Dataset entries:
»»

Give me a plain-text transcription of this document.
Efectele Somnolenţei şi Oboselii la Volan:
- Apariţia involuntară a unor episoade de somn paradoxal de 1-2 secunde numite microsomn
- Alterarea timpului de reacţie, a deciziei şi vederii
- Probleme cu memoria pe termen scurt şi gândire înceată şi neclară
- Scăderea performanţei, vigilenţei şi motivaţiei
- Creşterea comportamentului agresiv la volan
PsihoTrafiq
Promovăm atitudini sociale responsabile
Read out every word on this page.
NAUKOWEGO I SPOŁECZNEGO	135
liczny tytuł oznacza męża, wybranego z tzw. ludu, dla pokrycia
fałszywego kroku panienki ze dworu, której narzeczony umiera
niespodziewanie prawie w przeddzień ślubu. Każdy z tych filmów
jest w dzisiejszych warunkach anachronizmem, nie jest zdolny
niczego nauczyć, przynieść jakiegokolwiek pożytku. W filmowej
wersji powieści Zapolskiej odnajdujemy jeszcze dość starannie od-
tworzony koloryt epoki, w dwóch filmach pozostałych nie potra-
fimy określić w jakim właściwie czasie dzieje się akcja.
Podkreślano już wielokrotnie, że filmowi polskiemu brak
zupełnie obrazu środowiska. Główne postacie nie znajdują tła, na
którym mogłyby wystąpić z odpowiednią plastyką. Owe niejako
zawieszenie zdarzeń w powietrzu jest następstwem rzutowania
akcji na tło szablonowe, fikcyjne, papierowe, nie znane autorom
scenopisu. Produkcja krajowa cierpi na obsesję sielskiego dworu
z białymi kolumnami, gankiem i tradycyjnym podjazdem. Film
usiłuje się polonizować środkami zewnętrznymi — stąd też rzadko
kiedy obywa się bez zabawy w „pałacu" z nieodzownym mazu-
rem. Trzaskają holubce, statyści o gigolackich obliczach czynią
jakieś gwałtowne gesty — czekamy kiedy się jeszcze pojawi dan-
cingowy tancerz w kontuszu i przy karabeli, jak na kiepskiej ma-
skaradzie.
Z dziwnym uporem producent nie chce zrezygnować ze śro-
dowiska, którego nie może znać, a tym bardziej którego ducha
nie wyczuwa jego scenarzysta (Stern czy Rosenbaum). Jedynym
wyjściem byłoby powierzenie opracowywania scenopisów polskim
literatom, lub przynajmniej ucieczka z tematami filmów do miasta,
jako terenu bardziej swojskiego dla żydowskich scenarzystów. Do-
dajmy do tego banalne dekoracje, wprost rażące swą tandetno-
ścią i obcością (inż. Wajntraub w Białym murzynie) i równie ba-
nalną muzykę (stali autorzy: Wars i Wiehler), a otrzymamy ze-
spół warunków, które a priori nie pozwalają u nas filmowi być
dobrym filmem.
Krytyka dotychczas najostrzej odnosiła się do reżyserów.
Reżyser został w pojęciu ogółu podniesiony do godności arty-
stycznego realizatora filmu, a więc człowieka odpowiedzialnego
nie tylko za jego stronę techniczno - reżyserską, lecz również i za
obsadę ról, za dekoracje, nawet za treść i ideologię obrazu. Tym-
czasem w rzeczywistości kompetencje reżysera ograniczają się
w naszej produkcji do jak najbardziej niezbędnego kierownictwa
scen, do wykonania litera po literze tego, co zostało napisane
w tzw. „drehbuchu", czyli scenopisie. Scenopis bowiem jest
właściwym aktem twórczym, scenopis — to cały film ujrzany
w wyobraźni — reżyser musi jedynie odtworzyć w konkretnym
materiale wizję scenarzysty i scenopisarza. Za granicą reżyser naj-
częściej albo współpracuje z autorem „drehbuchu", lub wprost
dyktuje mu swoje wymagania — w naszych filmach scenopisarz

««

* **WHAT YOU ARE ASKED TO DO**: Report how many lines hold the string "drehbuchu", giving the number and nothing else.

* **WRITTEN RESPONSE**: 2